## START Records

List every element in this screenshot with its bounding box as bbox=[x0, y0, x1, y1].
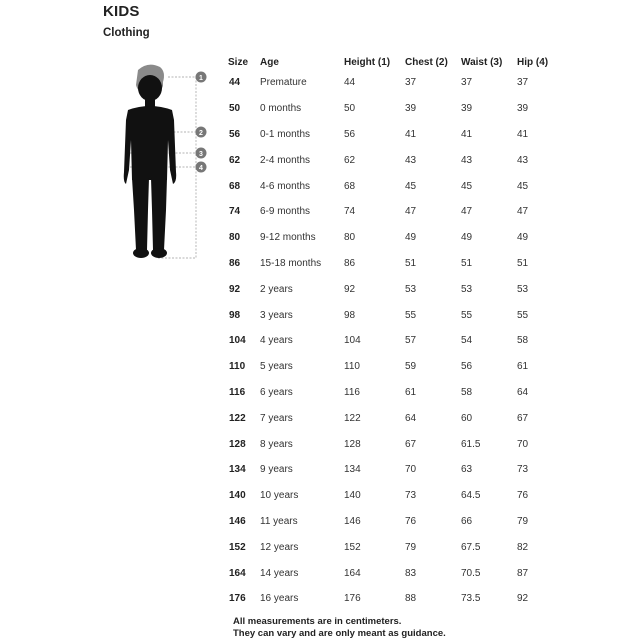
chest-cell: 59 bbox=[405, 361, 417, 373]
age-cell: 0-1 months bbox=[260, 128, 311, 140]
size-cell: 86 bbox=[229, 257, 241, 269]
hip-cell: 37 bbox=[517, 77, 529, 89]
table-row bbox=[224, 380, 557, 406]
height-cell: 50 bbox=[344, 103, 356, 115]
height-cell: 146 bbox=[344, 515, 361, 527]
age-cell: 4 years bbox=[260, 335, 293, 347]
waist-cell: 45 bbox=[461, 180, 473, 192]
age-cell: 9-12 months bbox=[260, 232, 316, 244]
hip-cell: 45 bbox=[517, 180, 529, 192]
waist-cell: 66 bbox=[461, 515, 473, 527]
size-cell: 98 bbox=[229, 309, 241, 321]
chest-cell: 55 bbox=[405, 309, 417, 321]
height-cell: 62 bbox=[344, 154, 356, 166]
waist-cell: 55 bbox=[461, 309, 473, 321]
size-cell: 134 bbox=[229, 464, 246, 476]
size-cell: 44 bbox=[229, 77, 241, 89]
waist-cell: 61.5 bbox=[461, 438, 481, 450]
age-cell: 6 years bbox=[260, 386, 293, 398]
age-cell: Premature bbox=[260, 77, 307, 89]
size-cell: 110 bbox=[229, 361, 246, 373]
chest-cell: 39 bbox=[405, 103, 417, 115]
waist-cell: 51 bbox=[461, 257, 473, 269]
hip-cell: 39 bbox=[517, 103, 529, 115]
hip-cell: 79 bbox=[517, 515, 529, 527]
table-row bbox=[224, 431, 557, 457]
height-cell: 164 bbox=[344, 567, 361, 579]
hip-cell: 67 bbox=[517, 412, 529, 424]
chest-cell: 64 bbox=[405, 412, 417, 424]
table-row bbox=[224, 457, 557, 483]
chest-cell: 73 bbox=[405, 490, 417, 502]
waist-cell: 67.5 bbox=[461, 541, 481, 553]
hip-cell: 76 bbox=[517, 490, 529, 502]
height-cell: 152 bbox=[344, 541, 361, 553]
size-cell: 62 bbox=[229, 154, 241, 166]
age-cell: 9 years bbox=[260, 464, 293, 476]
chest-cell: 79 bbox=[405, 541, 417, 553]
height-cell: 122 bbox=[344, 412, 361, 424]
page-title: KIDS bbox=[103, 3, 140, 20]
chest-cell: 57 bbox=[405, 335, 417, 347]
height-cell: 140 bbox=[344, 490, 361, 502]
height-cell: 98 bbox=[344, 309, 356, 321]
child-silhouette-icon bbox=[110, 60, 220, 265]
height-cell: 56 bbox=[344, 128, 356, 140]
chest-cell: 53 bbox=[405, 283, 417, 295]
hip-cell: 41 bbox=[517, 128, 529, 140]
hip-cell: 43 bbox=[517, 154, 529, 166]
table-header-row bbox=[224, 54, 557, 70]
table-row bbox=[224, 586, 557, 612]
page-subtitle: Clothing bbox=[103, 27, 150, 39]
hip-cell: 61 bbox=[517, 361, 529, 373]
age-cell: 0 months bbox=[260, 103, 302, 115]
age-cell: 4-6 months bbox=[260, 180, 311, 192]
height-cell: 134 bbox=[344, 464, 361, 476]
hip-cell: 58 bbox=[517, 335, 529, 347]
age-cell: 10 years bbox=[260, 490, 299, 502]
height-cell: 86 bbox=[344, 257, 356, 269]
height-cell: 176 bbox=[344, 593, 361, 605]
size-cell: 80 bbox=[229, 232, 241, 244]
height-cell: 104 bbox=[344, 335, 361, 347]
marker-1 bbox=[196, 72, 207, 83]
hip-cell: 53 bbox=[517, 283, 529, 295]
chest-cell: 51 bbox=[405, 257, 417, 269]
size-cell: 146 bbox=[229, 515, 246, 527]
column-header-size: Size bbox=[228, 56, 249, 68]
table-row bbox=[224, 147, 557, 173]
svg-text:2: 2 bbox=[199, 130, 203, 137]
table-row bbox=[224, 534, 557, 560]
height-cell: 128 bbox=[344, 438, 361, 450]
size-cell: 128 bbox=[229, 438, 246, 450]
waist-cell: 54 bbox=[461, 335, 473, 347]
chest-cell: 43 bbox=[405, 154, 417, 166]
waist-cell: 47 bbox=[461, 206, 473, 218]
table-row bbox=[224, 96, 557, 122]
hip-cell: 73 bbox=[517, 464, 529, 476]
chest-cell: 88 bbox=[405, 593, 417, 605]
waist-cell: 63 bbox=[461, 464, 473, 476]
age-cell: 2-4 months bbox=[260, 154, 311, 166]
table-row bbox=[224, 354, 557, 380]
size-cell: 116 bbox=[229, 386, 246, 398]
size-cell: 92 bbox=[229, 283, 241, 295]
height-cell: 92 bbox=[344, 283, 356, 295]
waist-cell: 64.5 bbox=[461, 490, 481, 502]
size-cell: 56 bbox=[229, 128, 241, 140]
size-cell: 122 bbox=[229, 412, 246, 424]
column-header-hip: Hip (4) bbox=[517, 56, 549, 68]
child-body bbox=[124, 65, 176, 258]
hip-cell: 87 bbox=[517, 567, 529, 579]
waist-cell: 39 bbox=[461, 103, 473, 115]
column-header-waist: Waist (3) bbox=[461, 56, 503, 68]
table-row bbox=[224, 70, 557, 96]
age-cell: 5 years bbox=[260, 361, 293, 373]
table-row bbox=[224, 509, 557, 535]
svg-text:1: 1 bbox=[199, 75, 203, 82]
chest-cell: 70 bbox=[405, 464, 417, 476]
height-cell: 44 bbox=[344, 77, 356, 89]
age-cell: 14 years bbox=[260, 567, 299, 579]
chest-cell: 61 bbox=[405, 386, 417, 398]
chest-cell: 41 bbox=[405, 128, 417, 140]
marker-3 bbox=[196, 148, 207, 159]
measurement-note bbox=[233, 616, 446, 639]
size-cell: 104 bbox=[229, 335, 246, 347]
hip-cell: 70 bbox=[517, 438, 529, 450]
note-line-1: All measurements are in centimeters. bbox=[233, 616, 402, 627]
hip-cell: 51 bbox=[517, 257, 529, 269]
table-row bbox=[224, 405, 557, 431]
waist-cell: 43 bbox=[461, 154, 473, 166]
height-cell: 110 bbox=[344, 361, 360, 373]
age-cell: 6-9 months bbox=[260, 206, 311, 218]
size-cell: 68 bbox=[229, 180, 241, 192]
hip-cell: 92 bbox=[517, 593, 529, 605]
height-cell: 116 bbox=[344, 386, 360, 398]
table-row bbox=[224, 251, 557, 277]
chest-cell: 47 bbox=[405, 206, 417, 218]
age-cell: 8 years bbox=[260, 438, 293, 450]
hip-cell: 82 bbox=[517, 541, 529, 553]
column-header-height: Height (1) bbox=[344, 56, 391, 68]
waist-cell: 53 bbox=[461, 283, 473, 295]
waist-cell: 41 bbox=[461, 128, 473, 140]
waist-cell: 56 bbox=[461, 361, 473, 373]
waist-cell: 58 bbox=[461, 386, 473, 398]
age-cell: 3 years bbox=[260, 309, 293, 321]
table-row bbox=[224, 122, 557, 148]
chest-cell: 76 bbox=[405, 515, 417, 527]
table-row bbox=[224, 173, 557, 199]
size-cell: 152 bbox=[229, 541, 246, 553]
table-row bbox=[224, 328, 557, 354]
chest-cell: 37 bbox=[405, 77, 417, 89]
column-header-chest: Chest (2) bbox=[405, 56, 448, 68]
chest-cell: 67 bbox=[405, 438, 417, 450]
note-line-2: They can vary and are only meant as guidance. bbox=[233, 627, 446, 639]
table-row bbox=[224, 199, 557, 225]
age-cell: 15-18 months bbox=[260, 257, 322, 269]
marker-4 bbox=[196, 162, 207, 173]
waist-cell: 70.5 bbox=[461, 567, 481, 579]
hip-cell: 47 bbox=[517, 206, 529, 218]
size-cell: 50 bbox=[229, 103, 241, 115]
age-cell: 16 years bbox=[260, 593, 299, 605]
age-cell: 12 years bbox=[260, 541, 299, 553]
size-cell: 176 bbox=[229, 593, 246, 605]
size-cell: 164 bbox=[229, 567, 246, 579]
table-row bbox=[224, 276, 557, 302]
hip-cell: 64 bbox=[517, 386, 529, 398]
chest-cell: 49 bbox=[405, 232, 417, 244]
age-cell: 11 years bbox=[260, 515, 298, 527]
waist-cell: 73.5 bbox=[461, 593, 481, 605]
table-row bbox=[224, 560, 557, 586]
chest-cell: 83 bbox=[405, 567, 417, 579]
table-row bbox=[224, 225, 557, 251]
marker-2 bbox=[196, 127, 207, 138]
waist-cell: 49 bbox=[461, 232, 473, 244]
size-cell: 74 bbox=[229, 206, 241, 218]
svg-text:4: 4 bbox=[199, 165, 203, 172]
size-chart-table bbox=[224, 54, 557, 612]
table-row bbox=[224, 483, 557, 509]
waist-cell: 37 bbox=[461, 77, 473, 89]
size-cell: 140 bbox=[229, 490, 246, 502]
age-cell: 2 years bbox=[260, 283, 293, 295]
chest-cell: 45 bbox=[405, 180, 417, 192]
hip-cell: 55 bbox=[517, 309, 529, 321]
height-cell: 68 bbox=[344, 180, 356, 192]
table-row bbox=[224, 302, 557, 328]
height-cell: 80 bbox=[344, 232, 356, 244]
column-header-age: Age bbox=[260, 56, 279, 68]
svg-text:3: 3 bbox=[199, 151, 203, 158]
age-cell: 7 years bbox=[260, 412, 293, 424]
hip-cell: 49 bbox=[517, 232, 529, 244]
height-cell: 74 bbox=[344, 206, 356, 218]
waist-cell: 60 bbox=[461, 412, 473, 424]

## END Records

* Set exercise *
Write out the lines from the one containing "chest-cell: 59 bbox=[405, 361, 417, 373]" through the one containing "chest-cell: 39 bbox=[405, 103, 417, 115]", both included, exactly as they appear in the entries above.

* Correct answer *
chest-cell: 59 bbox=[405, 361, 417, 373]
age-cell: 0-1 months bbox=[260, 128, 311, 140]
size-cell: 86 bbox=[229, 257, 241, 269]
hip-cell: 37 bbox=[517, 77, 529, 89]
table-row bbox=[224, 380, 557, 406]
height-cell: 50 bbox=[344, 103, 356, 115]
height-cell: 146 bbox=[344, 515, 361, 527]
age-cell: 4 years bbox=[260, 335, 293, 347]
waist-cell: 45 bbox=[461, 180, 473, 192]
age-cell: 9-12 months bbox=[260, 232, 316, 244]
hip-cell: 45 bbox=[517, 180, 529, 192]
waist-cell: 66 bbox=[461, 515, 473, 527]
size-cell: 98 bbox=[229, 309, 241, 321]
chest-cell: 55 bbox=[405, 309, 417, 321]
height-cell: 62 bbox=[344, 154, 356, 166]
waist-cell: 55 bbox=[461, 309, 473, 321]
size-cell: 134 bbox=[229, 464, 246, 476]
size-cell: 44 bbox=[229, 77, 241, 89]
waist-cell: 61.5 bbox=[461, 438, 481, 450]
age-cell: 6 years bbox=[260, 386, 293, 398]
age-cell: Premature bbox=[260, 77, 307, 89]
size-cell: 110 bbox=[229, 361, 246, 373]
chest-cell: 39 bbox=[405, 103, 417, 115]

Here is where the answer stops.